DESCRIPTION OF THE TASK: The entries below contain pictures. Retype everything except those pictures, exactly as given.
──────────
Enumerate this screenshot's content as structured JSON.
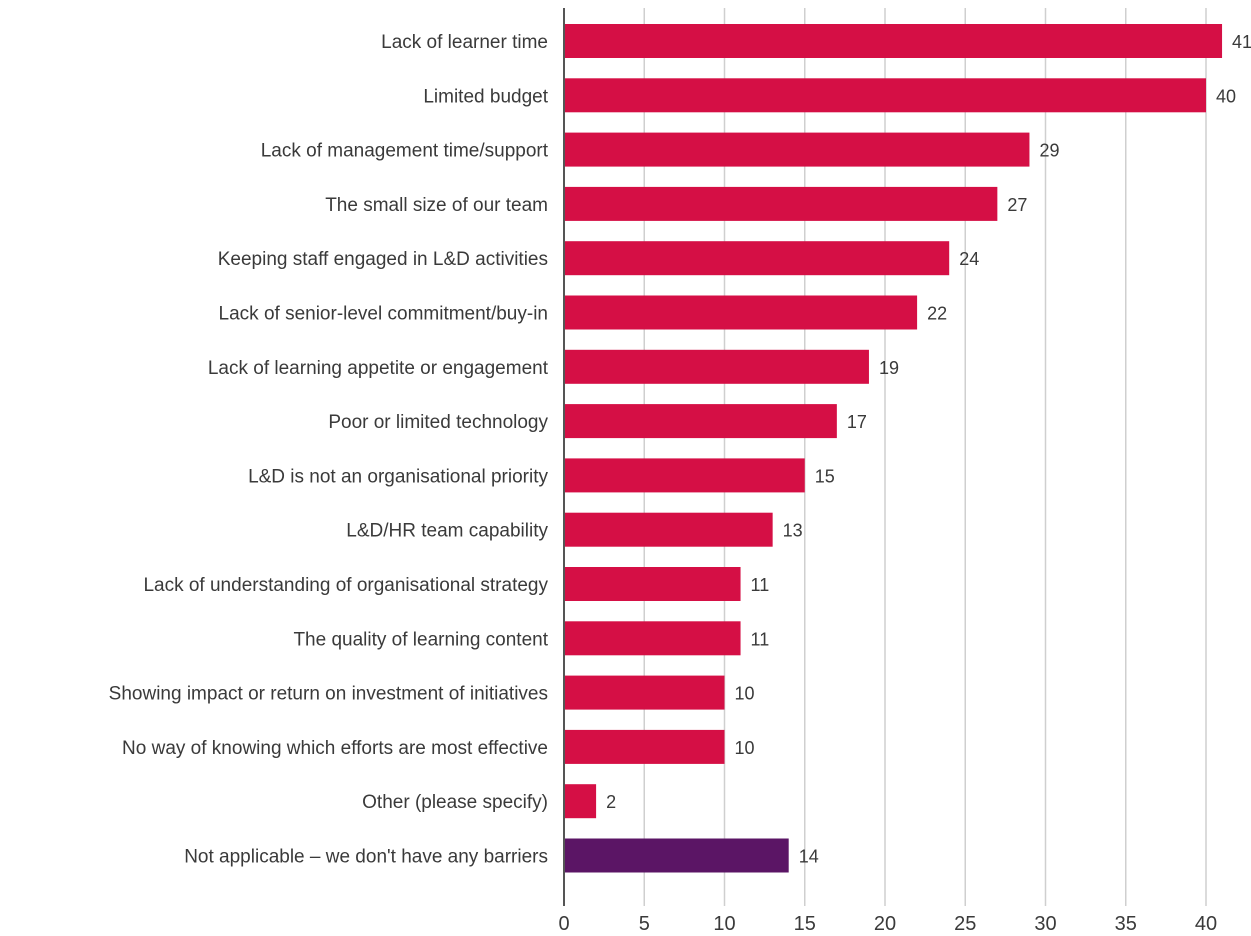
{
  "chart_data": {
    "type": "bar",
    "orientation": "horizontal",
    "categories": [
      "Lack of learner time",
      "Limited budget",
      "Lack of management time/support",
      "The small size of our team",
      "Keeping staff engaged in L&D activities",
      "Lack of senior-level commitment/buy-in",
      "Lack of learning appetite or engagement",
      "Poor or limited technology",
      "L&D is not an organisational priority",
      "L&D/HR team capability",
      "Lack of understanding of organisational strategy",
      "The quality of learning content",
      "Showing impact or return on investment of initiatives",
      "No way of knowing which efforts are most effective",
      "Other (please specify)",
      "Not applicable – we don't have any barriers"
    ],
    "values": [
      41,
      40,
      29,
      27,
      24,
      22,
      19,
      17,
      15,
      13,
      11,
      11,
      10,
      10,
      2,
      14
    ],
    "value_labels": [
      "41",
      "40",
      "29",
      "27",
      "24",
      "22",
      "19",
      "17",
      "15",
      "13",
      "11",
      "11",
      "10",
      "10",
      "2",
      "14"
    ],
    "bar_colors": [
      "#d50f45",
      "#d50f45",
      "#d50f45",
      "#d50f45",
      "#d50f45",
      "#d50f45",
      "#d50f45",
      "#d50f45",
      "#d50f45",
      "#d50f45",
      "#d50f45",
      "#d50f45",
      "#d50f45",
      "#d50f45",
      "#d50f45",
      "#5b1565"
    ],
    "xticks": [
      0,
      5,
      10,
      15,
      20,
      25,
      30,
      35,
      40
    ],
    "xtick_labels": [
      "0",
      "5",
      "10",
      "15",
      "20",
      "25",
      "30",
      "35",
      "40"
    ],
    "xlim": [
      0,
      41
    ],
    "title": "",
    "xlabel": "",
    "ylabel": "",
    "grid": "vertical",
    "legend": "none"
  }
}
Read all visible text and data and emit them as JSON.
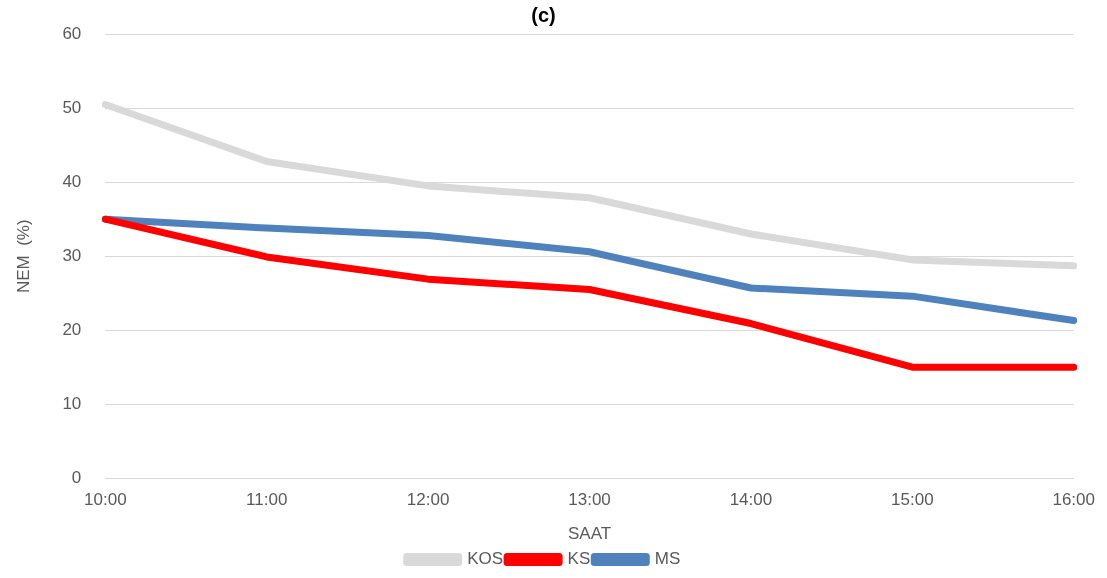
{
  "chart_data": {
    "type": "line",
    "title": "(c)",
    "xlabel": "SAAT",
    "ylabel": "NEM  (%)",
    "categories": [
      "10:00",
      "11:00",
      "12:00",
      "13:00",
      "14:00",
      "15:00",
      "16:00"
    ],
    "series": [
      {
        "name": "KOS",
        "color": "#d9d9d9",
        "values": [
          50.5,
          42.8,
          39.5,
          37.9,
          33.0,
          29.5,
          28.7
        ]
      },
      {
        "name": "KS",
        "color": "#ff0000",
        "values": [
          35.0,
          29.9,
          26.9,
          25.5,
          20.9,
          15.0,
          15.0
        ]
      },
      {
        "name": "MS",
        "color": "#4f81bd",
        "values": [
          35.0,
          33.8,
          32.8,
          30.6,
          25.7,
          24.6,
          21.3
        ]
      }
    ],
    "ylim": [
      0,
      60
    ],
    "yticks": [
      0,
      10,
      20,
      30,
      40,
      50,
      60
    ],
    "grid": "y",
    "legend": "bottom",
    "marker": "none",
    "line_style": "solid"
  }
}
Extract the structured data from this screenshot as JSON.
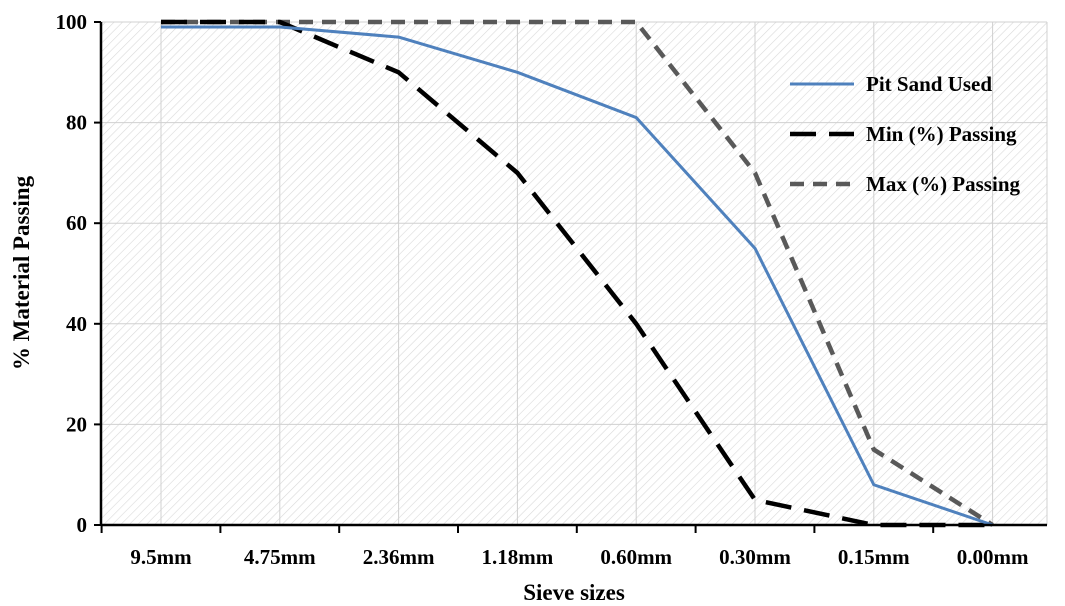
{
  "chart_data": {
    "type": "line",
    "title": "",
    "xlabel": "Sieve sizes",
    "ylabel": "% Material Passing",
    "categories": [
      "9.5mm",
      "4.75mm",
      "2.36mm",
      "1.18mm",
      "0.60mm",
      "0.30mm",
      "0.15mm",
      "0.00mm"
    ],
    "ylim": [
      0,
      100
    ],
    "yticks": [
      0,
      20,
      40,
      60,
      80,
      100
    ],
    "grid": true,
    "legend_position": "top-right",
    "series": [
      {
        "name": "Pit Sand Used",
        "values": [
          99,
          99,
          97,
          90,
          81,
          55,
          8,
          0
        ],
        "color": "#4f81bd",
        "style": "solid"
      },
      {
        "name": "Min (%) Passing",
        "values": [
          100,
          100,
          90,
          70,
          40,
          5,
          0,
          0
        ],
        "color": "#000000",
        "style": "dashed"
      },
      {
        "name": "Max (%) Passing",
        "values": [
          100,
          100,
          100,
          100,
          100,
          70,
          15,
          0
        ],
        "color": "#595959",
        "style": "dashed"
      }
    ]
  }
}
──────────
RESULT OF THIS EXERCISE:
Enumerate this screenshot's content as structured JSON.
{
  "chart_data": {
    "type": "bar",
    "orientation": "horizontal",
    "categories": [
      "Lack of learner time",
      "Limited budget",
      "Lack of management time/support",
      "The small size of our team",
      "Keeping staff engaged in L&D activities",
      "Lack of senior-level commitment/buy-in",
      "Lack of learning appetite or engagement",
      "Poor or limited technology",
      "L&D is not an organisational priority",
      "L&D/HR team capability",
      "Lack of understanding of organisational strategy",
      "The quality of learning content",
      "Showing impact or return on investment of initiatives",
      "No way of knowing which efforts are most effective",
      "Other (please specify)",
      "Not applicable – we don't have any barriers"
    ],
    "values": [
      41,
      40,
      29,
      27,
      24,
      22,
      19,
      17,
      15,
      13,
      11,
      11,
      10,
      10,
      2,
      14
    ],
    "value_labels": [
      "41",
      "40",
      "29",
      "27",
      "24",
      "22",
      "19",
      "17",
      "15",
      "13",
      "11",
      "11",
      "10",
      "10",
      "2",
      "14"
    ],
    "bar_colors": [
      "#d50f45",
      "#d50f45",
      "#d50f45",
      "#d50f45",
      "#d50f45",
      "#d50f45",
      "#d50f45",
      "#d50f45",
      "#d50f45",
      "#d50f45",
      "#d50f45",
      "#d50f45",
      "#d50f45",
      "#d50f45",
      "#d50f45",
      "#5b1565"
    ],
    "xticks": [
      0,
      5,
      10,
      15,
      20,
      25,
      30,
      35,
      40
    ],
    "xtick_labels": [
      "0",
      "5",
      "10",
      "15",
      "20",
      "25",
      "30",
      "35",
      "40"
    ],
    "xlim": [
      0,
      41
    ],
    "title": "",
    "xlabel": "",
    "ylabel": "",
    "grid": "vertical",
    "legend": "none"
  }
}
Read all visible text and data and emit them as JSON.
{
  "chart_data": {
    "type": "line",
    "title": "(c)",
    "xlabel": "SAAT",
    "ylabel": "NEM  (%)",
    "categories": [
      "10:00",
      "11:00",
      "12:00",
      "13:00",
      "14:00",
      "15:00",
      "16:00"
    ],
    "series": [
      {
        "name": "KOS",
        "color": "#d9d9d9",
        "values": [
          50.5,
          42.8,
          39.5,
          37.9,
          33.0,
          29.5,
          28.7
        ]
      },
      {
        "name": "KS",
        "color": "#ff0000",
        "values": [
          35.0,
          29.9,
          26.9,
          25.5,
          20.9,
          15.0,
          15.0
        ]
      },
      {
        "name": "MS",
        "color": "#4f81bd",
        "values": [
          35.0,
          33.8,
          32.8,
          30.6,
          25.7,
          24.6,
          21.3
        ]
      }
    ],
    "ylim": [
      0,
      60
    ],
    "yticks": [
      0,
      10,
      20,
      30,
      40,
      50,
      60
    ],
    "grid": "y",
    "legend": "bottom",
    "marker": "none",
    "line_style": "solid"
  }
}
Extract the structured data from this screenshot as JSON.
{
  "chart_data": {
    "type": "line",
    "title": "",
    "xlabel": "Sieve sizes",
    "ylabel": "% Material Passing",
    "categories": [
      "9.5mm",
      "4.75mm",
      "2.36mm",
      "1.18mm",
      "0.60mm",
      "0.30mm",
      "0.15mm",
      "0.00mm"
    ],
    "ylim": [
      0,
      100
    ],
    "yticks": [
      0,
      20,
      40,
      60,
      80,
      100
    ],
    "grid": true,
    "legend_position": "top-right",
    "series": [
      {
        "name": "Pit Sand Used",
        "values": [
          99,
          99,
          97,
          90,
          81,
          55,
          8,
          0
        ],
        "color": "#4f81bd",
        "style": "solid"
      },
      {
        "name": "Min (%) Passing",
        "values": [
          100,
          100,
          90,
          70,
          40,
          5,
          0,
          0
        ],
        "color": "#000000",
        "style": "dashed"
      },
      {
        "name": "Max (%) Passing",
        "values": [
          100,
          100,
          100,
          100,
          100,
          70,
          15,
          0
        ],
        "color": "#595959",
        "style": "dashed"
      }
    ]
  }
}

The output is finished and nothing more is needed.